#### TASK TO CARRY OUT
Would you copy out the whole listing exactly as given?

((

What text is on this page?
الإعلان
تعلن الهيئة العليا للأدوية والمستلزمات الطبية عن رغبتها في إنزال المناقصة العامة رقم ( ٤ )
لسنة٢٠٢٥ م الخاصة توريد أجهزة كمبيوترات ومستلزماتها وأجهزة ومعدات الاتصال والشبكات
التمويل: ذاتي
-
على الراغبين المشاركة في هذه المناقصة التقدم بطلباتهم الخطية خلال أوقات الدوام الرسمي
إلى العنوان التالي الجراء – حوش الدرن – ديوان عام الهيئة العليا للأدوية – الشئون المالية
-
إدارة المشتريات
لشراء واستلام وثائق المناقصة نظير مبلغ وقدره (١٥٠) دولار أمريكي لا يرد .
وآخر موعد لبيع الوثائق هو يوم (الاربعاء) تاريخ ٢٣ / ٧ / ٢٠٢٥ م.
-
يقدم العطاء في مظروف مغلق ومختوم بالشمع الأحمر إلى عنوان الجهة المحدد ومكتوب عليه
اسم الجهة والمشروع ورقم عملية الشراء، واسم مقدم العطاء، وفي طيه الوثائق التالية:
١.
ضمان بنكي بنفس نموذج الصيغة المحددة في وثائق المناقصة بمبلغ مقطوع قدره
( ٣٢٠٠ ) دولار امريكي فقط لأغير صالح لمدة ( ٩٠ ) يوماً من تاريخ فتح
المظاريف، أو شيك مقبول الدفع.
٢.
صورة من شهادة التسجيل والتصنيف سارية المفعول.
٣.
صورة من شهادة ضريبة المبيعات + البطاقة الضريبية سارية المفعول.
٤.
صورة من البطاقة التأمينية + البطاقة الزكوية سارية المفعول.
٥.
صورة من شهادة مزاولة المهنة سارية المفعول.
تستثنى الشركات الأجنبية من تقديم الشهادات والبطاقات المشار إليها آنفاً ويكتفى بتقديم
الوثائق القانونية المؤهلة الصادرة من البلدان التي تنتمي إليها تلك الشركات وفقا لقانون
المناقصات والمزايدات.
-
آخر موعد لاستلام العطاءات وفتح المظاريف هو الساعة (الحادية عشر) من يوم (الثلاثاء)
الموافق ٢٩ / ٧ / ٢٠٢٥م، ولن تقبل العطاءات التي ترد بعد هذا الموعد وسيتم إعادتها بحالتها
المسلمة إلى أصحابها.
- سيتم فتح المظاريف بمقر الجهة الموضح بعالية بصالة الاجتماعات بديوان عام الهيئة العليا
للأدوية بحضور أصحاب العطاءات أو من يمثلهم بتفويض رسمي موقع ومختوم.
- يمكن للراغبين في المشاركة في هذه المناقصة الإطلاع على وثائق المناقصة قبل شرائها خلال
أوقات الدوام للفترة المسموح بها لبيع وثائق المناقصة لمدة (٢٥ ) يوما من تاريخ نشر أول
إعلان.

))

#### EXERCISE ANSWER
What text is on this page?
الإعلان
تعلن الهيئة العليا للأدوية والمستلزمات الطبية عن رغبتها في إنزال المناقصة العامة رقم ( ٤ )
لسنة٢٠٢٥ م الخاصة توريد أجهزة كمبيوترات ومستلزماتها وأجهزة ومعدات الاتصال والشبكات
التمويل: ذاتي
-
على الراغبين المشاركة في هذه المناقصة التقدم بطلباتهم الخطية خلال أوقات الدوام الرسمي
إلى العنوان التالي الجراء – حوش الدرن – ديوان عام الهيئة العليا للأدوية – الشئون المالية
-
إدارة المشتريات
لشراء واستلام وثائق المناقصة نظير مبلغ وقدره (١٥٠) دولار أمريكي لا يرد .
وآخر موعد لبيع الوثائق هو يوم (الاربعاء) تاريخ ٢٣ / ٧ / ٢٠٢٥ م.
-
يقدم العطاء في مظروف مغلق ومختوم بالشمع الأحمر إلى عنوان الجهة المحدد ومكتوب عليه
اسم الجهة والمشروع ورقم عملية الشراء، واسم مقدم العطاء، وفي طيه الوثائق التالية:
١.
ضمان بنكي بنفس نموذج الصيغة المحددة في وثائق المناقصة بمبلغ مقطوع قدره
( ٣٢٠٠ ) دولار امريكي فقط لأغير صالح لمدة ( ٩٠ ) يوماً من تاريخ فتح
المظاريف، أو شيك مقبول الدفع.
٢.
صورة من شهادة التسجيل والتصنيف سارية المفعول.
٣.
صورة من شهادة ضريبة المبيعات + البطاقة الضريبية سارية المفعول.
٤.
صورة من البطاقة التأمينية + البطاقة الزكوية سارية المفعول.
٥.
صورة من شهادة مزاولة المهنة سارية المفعول.
تستثنى الشركات الأجنبية من تقديم الشهادات والبطاقات المشار إليها آنفاً ويكتفى بتقديم
الوثائق القانونية المؤهلة الصادرة من البلدان التي تنتمي إليها تلك الشركات وفقا لقانون
المناقصات والمزايدات.
-
آخر موعد لاستلام العطاءات وفتح المظاريف هو الساعة (الحادية عشر) من يوم (الثلاثاء)
الموافق ٢٩ / ٧ / ٢٠٢٥م، ولن تقبل العطاءات التي ترد بعد هذا الموعد وسيتم إعادتها بحالتها
المسلمة إلى أصحابها.
- سيتم فتح المظاريف بمقر الجهة الموضح بعالية بصالة الاجتماعات بديوان عام الهيئة العليا
للأدوية بحضور أصحاب العطاءات أو من يمثلهم بتفويض رسمي موقع ومختوم.
- يمكن للراغبين في المشاركة في هذه المناقصة الإطلاع على وثائق المناقصة قبل شرائها خلال
أوقات الدوام للفترة المسموح بها لبيع وثائق المناقصة لمدة (٢٥ ) يوما من تاريخ نشر أول
إعلان.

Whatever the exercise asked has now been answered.